- **Problem details**:
Your task is to transcribe all of the data below exactly, omitting the images.

- **Task data**:
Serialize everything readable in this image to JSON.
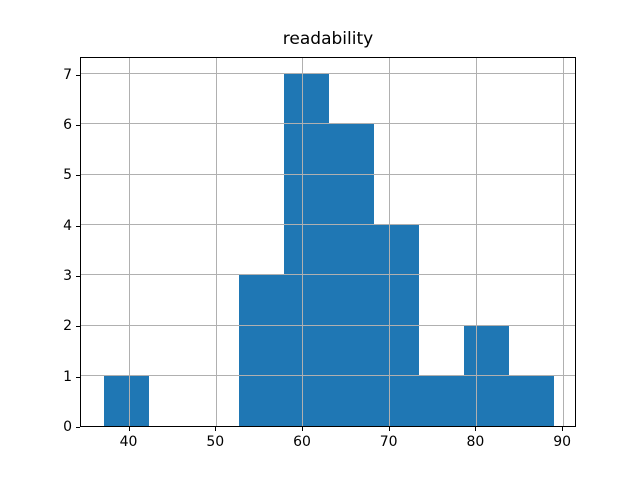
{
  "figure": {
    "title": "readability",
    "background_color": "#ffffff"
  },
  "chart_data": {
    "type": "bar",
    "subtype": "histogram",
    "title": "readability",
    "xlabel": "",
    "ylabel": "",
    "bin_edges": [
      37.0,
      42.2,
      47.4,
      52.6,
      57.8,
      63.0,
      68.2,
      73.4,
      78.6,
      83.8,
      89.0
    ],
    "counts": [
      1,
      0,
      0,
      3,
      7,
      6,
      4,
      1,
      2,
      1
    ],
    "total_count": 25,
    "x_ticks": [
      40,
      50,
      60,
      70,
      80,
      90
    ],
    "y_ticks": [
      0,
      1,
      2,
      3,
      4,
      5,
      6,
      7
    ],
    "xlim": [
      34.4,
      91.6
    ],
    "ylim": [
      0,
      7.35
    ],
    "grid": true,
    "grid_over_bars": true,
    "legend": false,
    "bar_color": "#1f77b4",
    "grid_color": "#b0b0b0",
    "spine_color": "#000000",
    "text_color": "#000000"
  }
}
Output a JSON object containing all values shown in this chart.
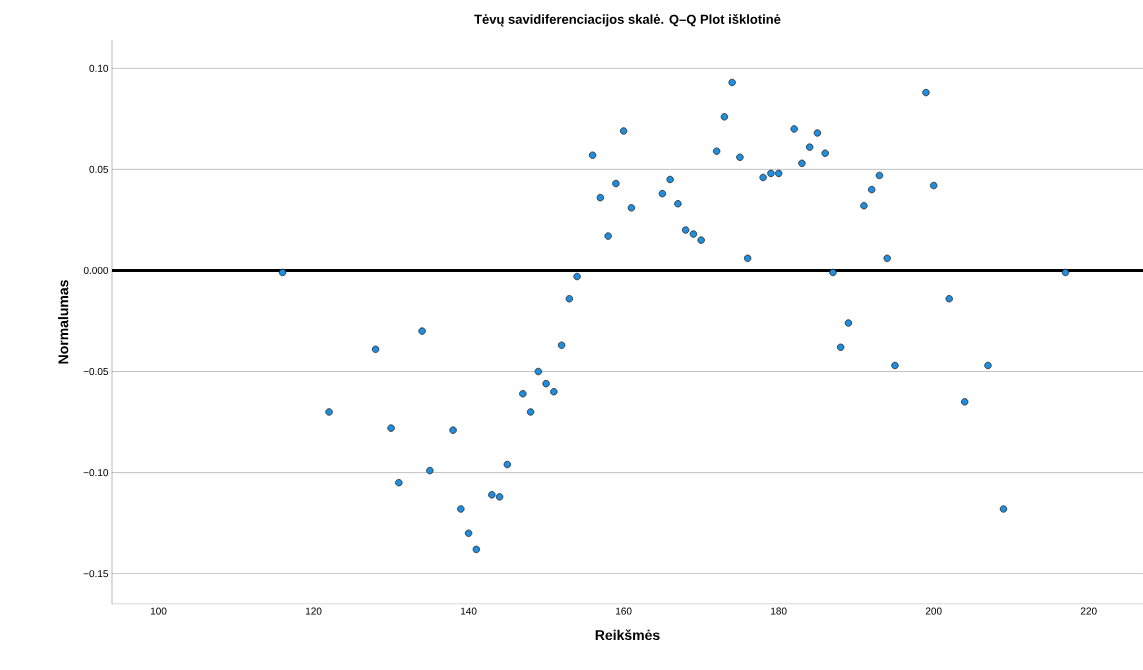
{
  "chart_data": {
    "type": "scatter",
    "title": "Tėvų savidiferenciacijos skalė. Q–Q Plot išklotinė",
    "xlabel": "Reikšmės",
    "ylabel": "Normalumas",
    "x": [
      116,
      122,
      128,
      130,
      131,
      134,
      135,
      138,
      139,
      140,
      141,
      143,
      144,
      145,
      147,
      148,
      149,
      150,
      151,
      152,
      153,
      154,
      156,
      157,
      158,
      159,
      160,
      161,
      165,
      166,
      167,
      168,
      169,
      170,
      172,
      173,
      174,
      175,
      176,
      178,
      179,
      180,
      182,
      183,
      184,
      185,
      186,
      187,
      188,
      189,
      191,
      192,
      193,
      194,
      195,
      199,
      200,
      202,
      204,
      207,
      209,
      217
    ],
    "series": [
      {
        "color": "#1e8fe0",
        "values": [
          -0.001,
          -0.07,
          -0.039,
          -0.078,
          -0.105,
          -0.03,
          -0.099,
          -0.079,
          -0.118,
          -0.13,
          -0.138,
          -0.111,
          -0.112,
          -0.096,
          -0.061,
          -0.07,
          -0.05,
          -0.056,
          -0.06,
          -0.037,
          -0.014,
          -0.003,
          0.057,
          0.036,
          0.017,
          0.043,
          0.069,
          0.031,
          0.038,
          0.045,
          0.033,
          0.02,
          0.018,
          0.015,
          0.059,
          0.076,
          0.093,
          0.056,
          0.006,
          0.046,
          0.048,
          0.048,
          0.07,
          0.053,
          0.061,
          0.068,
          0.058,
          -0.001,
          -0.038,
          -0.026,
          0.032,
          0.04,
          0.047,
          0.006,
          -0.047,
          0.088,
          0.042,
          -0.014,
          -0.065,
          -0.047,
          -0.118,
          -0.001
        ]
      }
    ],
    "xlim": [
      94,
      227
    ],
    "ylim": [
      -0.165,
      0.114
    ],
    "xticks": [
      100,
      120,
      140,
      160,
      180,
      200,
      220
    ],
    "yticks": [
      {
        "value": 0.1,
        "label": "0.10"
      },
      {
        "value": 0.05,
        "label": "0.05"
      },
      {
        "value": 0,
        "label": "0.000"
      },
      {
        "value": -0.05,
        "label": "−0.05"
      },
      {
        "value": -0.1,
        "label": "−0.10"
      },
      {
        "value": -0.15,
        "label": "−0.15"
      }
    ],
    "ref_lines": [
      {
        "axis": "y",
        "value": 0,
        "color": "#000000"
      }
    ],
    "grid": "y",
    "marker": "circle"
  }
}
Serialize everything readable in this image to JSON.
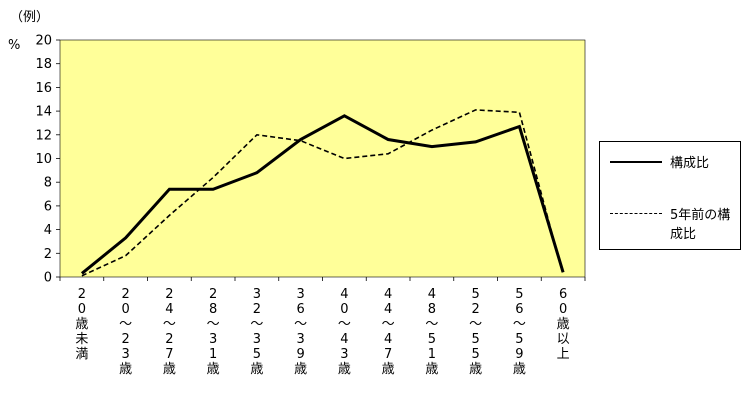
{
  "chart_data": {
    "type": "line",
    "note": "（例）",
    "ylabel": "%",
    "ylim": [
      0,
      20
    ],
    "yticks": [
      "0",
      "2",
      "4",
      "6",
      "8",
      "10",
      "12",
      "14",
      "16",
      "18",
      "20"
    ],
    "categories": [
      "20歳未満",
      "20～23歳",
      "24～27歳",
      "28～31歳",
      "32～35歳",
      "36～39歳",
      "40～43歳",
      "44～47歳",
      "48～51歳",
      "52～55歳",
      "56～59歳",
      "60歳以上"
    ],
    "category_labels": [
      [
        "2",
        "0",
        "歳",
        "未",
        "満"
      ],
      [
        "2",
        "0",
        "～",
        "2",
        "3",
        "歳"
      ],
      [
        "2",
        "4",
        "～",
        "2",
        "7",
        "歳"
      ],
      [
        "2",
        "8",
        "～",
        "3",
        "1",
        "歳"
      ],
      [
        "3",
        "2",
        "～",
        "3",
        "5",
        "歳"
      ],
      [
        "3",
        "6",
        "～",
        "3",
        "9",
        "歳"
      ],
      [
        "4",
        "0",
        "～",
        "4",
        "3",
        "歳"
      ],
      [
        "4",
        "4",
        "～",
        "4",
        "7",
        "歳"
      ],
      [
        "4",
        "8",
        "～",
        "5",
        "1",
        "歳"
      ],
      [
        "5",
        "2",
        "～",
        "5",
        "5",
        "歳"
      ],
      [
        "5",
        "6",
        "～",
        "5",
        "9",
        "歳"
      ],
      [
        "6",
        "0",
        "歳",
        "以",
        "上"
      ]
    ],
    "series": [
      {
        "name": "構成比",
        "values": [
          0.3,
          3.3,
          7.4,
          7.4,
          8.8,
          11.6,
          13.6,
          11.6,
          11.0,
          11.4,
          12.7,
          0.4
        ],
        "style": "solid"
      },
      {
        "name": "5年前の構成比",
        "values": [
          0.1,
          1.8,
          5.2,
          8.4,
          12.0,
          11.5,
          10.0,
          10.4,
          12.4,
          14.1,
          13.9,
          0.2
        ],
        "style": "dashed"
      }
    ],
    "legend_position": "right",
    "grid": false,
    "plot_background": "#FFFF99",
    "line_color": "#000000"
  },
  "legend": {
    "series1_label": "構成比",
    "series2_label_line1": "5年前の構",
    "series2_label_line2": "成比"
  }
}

- **Task answer**:
Serialize everything readable in this image to JSON.
{
  "figure": {
    "title": "readability",
    "background_color": "#ffffff"
  },
  "chart_data": {
    "type": "bar",
    "subtype": "histogram",
    "title": "readability",
    "xlabel": "",
    "ylabel": "",
    "bin_edges": [
      37.0,
      42.2,
      47.4,
      52.6,
      57.8,
      63.0,
      68.2,
      73.4,
      78.6,
      83.8,
      89.0
    ],
    "counts": [
      1,
      0,
      0,
      3,
      7,
      6,
      4,
      1,
      2,
      1
    ],
    "total_count": 25,
    "x_ticks": [
      40,
      50,
      60,
      70,
      80,
      90
    ],
    "y_ticks": [
      0,
      1,
      2,
      3,
      4,
      5,
      6,
      7
    ],
    "xlim": [
      34.4,
      91.6
    ],
    "ylim": [
      0,
      7.35
    ],
    "grid": true,
    "grid_over_bars": true,
    "legend": false,
    "bar_color": "#1f77b4",
    "grid_color": "#b0b0b0",
    "spine_color": "#000000",
    "text_color": "#000000"
  }
}
Output a JSON object containing all values shown in this chart.
{
  "chart_data": {
    "type": "scatter",
    "title": "Tėvų savidiferenciacijos skalė. Q–Q Plot išklotinė",
    "xlabel": "Reikšmės",
    "ylabel": "Normalumas",
    "x": [
      116,
      122,
      128,
      130,
      131,
      134,
      135,
      138,
      139,
      140,
      141,
      143,
      144,
      145,
      147,
      148,
      149,
      150,
      151,
      152,
      153,
      154,
      156,
      157,
      158,
      159,
      160,
      161,
      165,
      166,
      167,
      168,
      169,
      170,
      172,
      173,
      174,
      175,
      176,
      178,
      179,
      180,
      182,
      183,
      184,
      185,
      186,
      187,
      188,
      189,
      191,
      192,
      193,
      194,
      195,
      199,
      200,
      202,
      204,
      207,
      209,
      217
    ],
    "series": [
      {
        "color": "#1e8fe0",
        "values": [
          -0.001,
          -0.07,
          -0.039,
          -0.078,
          -0.105,
          -0.03,
          -0.099,
          -0.079,
          -0.118,
          -0.13,
          -0.138,
          -0.111,
          -0.112,
          -0.096,
          -0.061,
          -0.07,
          -0.05,
          -0.056,
          -0.06,
          -0.037,
          -0.014,
          -0.003,
          0.057,
          0.036,
          0.017,
          0.043,
          0.069,
          0.031,
          0.038,
          0.045,
          0.033,
          0.02,
          0.018,
          0.015,
          0.059,
          0.076,
          0.093,
          0.056,
          0.006,
          0.046,
          0.048,
          0.048,
          0.07,
          0.053,
          0.061,
          0.068,
          0.058,
          -0.001,
          -0.038,
          -0.026,
          0.032,
          0.04,
          0.047,
          0.006,
          -0.047,
          0.088,
          0.042,
          -0.014,
          -0.065,
          -0.047,
          -0.118,
          -0.001
        ]
      }
    ],
    "xlim": [
      94,
      227
    ],
    "ylim": [
      -0.165,
      0.114
    ],
    "xticks": [
      100,
      120,
      140,
      160,
      180,
      200,
      220
    ],
    "yticks": [
      {
        "value": 0.1,
        "label": "0.10"
      },
      {
        "value": 0.05,
        "label": "0.05"
      },
      {
        "value": 0,
        "label": "0.000"
      },
      {
        "value": -0.05,
        "label": "−0.05"
      },
      {
        "value": -0.1,
        "label": "−0.10"
      },
      {
        "value": -0.15,
        "label": "−0.15"
      }
    ],
    "ref_lines": [
      {
        "axis": "y",
        "value": 0,
        "color": "#000000"
      }
    ],
    "grid": "y",
    "marker": "circle"
  }
}
Serialize everything readable in this image to JSON.
{
  "chart_data": {
    "type": "line",
    "note": "（例）",
    "ylabel": "%",
    "ylim": [
      0,
      20
    ],
    "yticks": [
      "0",
      "2",
      "4",
      "6",
      "8",
      "10",
      "12",
      "14",
      "16",
      "18",
      "20"
    ],
    "categories": [
      "20歳未満",
      "20～23歳",
      "24～27歳",
      "28～31歳",
      "32～35歳",
      "36～39歳",
      "40～43歳",
      "44～47歳",
      "48～51歳",
      "52～55歳",
      "56～59歳",
      "60歳以上"
    ],
    "category_labels": [
      [
        "2",
        "0",
        "歳",
        "未",
        "満"
      ],
      [
        "2",
        "0",
        "～",
        "2",
        "3",
        "歳"
      ],
      [
        "2",
        "4",
        "～",
        "2",
        "7",
        "歳"
      ],
      [
        "2",
        "8",
        "～",
        "3",
        "1",
        "歳"
      ],
      [
        "3",
        "2",
        "～",
        "3",
        "5",
        "歳"
      ],
      [
        "3",
        "6",
        "～",
        "3",
        "9",
        "歳"
      ],
      [
        "4",
        "0",
        "～",
        "4",
        "3",
        "歳"
      ],
      [
        "4",
        "4",
        "～",
        "4",
        "7",
        "歳"
      ],
      [
        "4",
        "8",
        "～",
        "5",
        "1",
        "歳"
      ],
      [
        "5",
        "2",
        "～",
        "5",
        "5",
        "歳"
      ],
      [
        "5",
        "6",
        "～",
        "5",
        "9",
        "歳"
      ],
      [
        "6",
        "0",
        "歳",
        "以",
        "上"
      ]
    ],
    "series": [
      {
        "name": "構成比",
        "values": [
          0.3,
          3.3,
          7.4,
          7.4,
          8.8,
          11.6,
          13.6,
          11.6,
          11.0,
          11.4,
          12.7,
          0.4
        ],
        "style": "solid"
      },
      {
        "name": "5年前の構成比",
        "values": [
          0.1,
          1.8,
          5.2,
          8.4,
          12.0,
          11.5,
          10.0,
          10.4,
          12.4,
          14.1,
          13.9,
          0.2
        ],
        "style": "dashed"
      }
    ],
    "legend_position": "right",
    "grid": false,
    "plot_background": "#FFFF99",
    "line_color": "#000000"
  },
  "legend": {
    "series1_label": "構成比",
    "series2_label_line1": "5年前の構",
    "series2_label_line2": "成比"
  }
}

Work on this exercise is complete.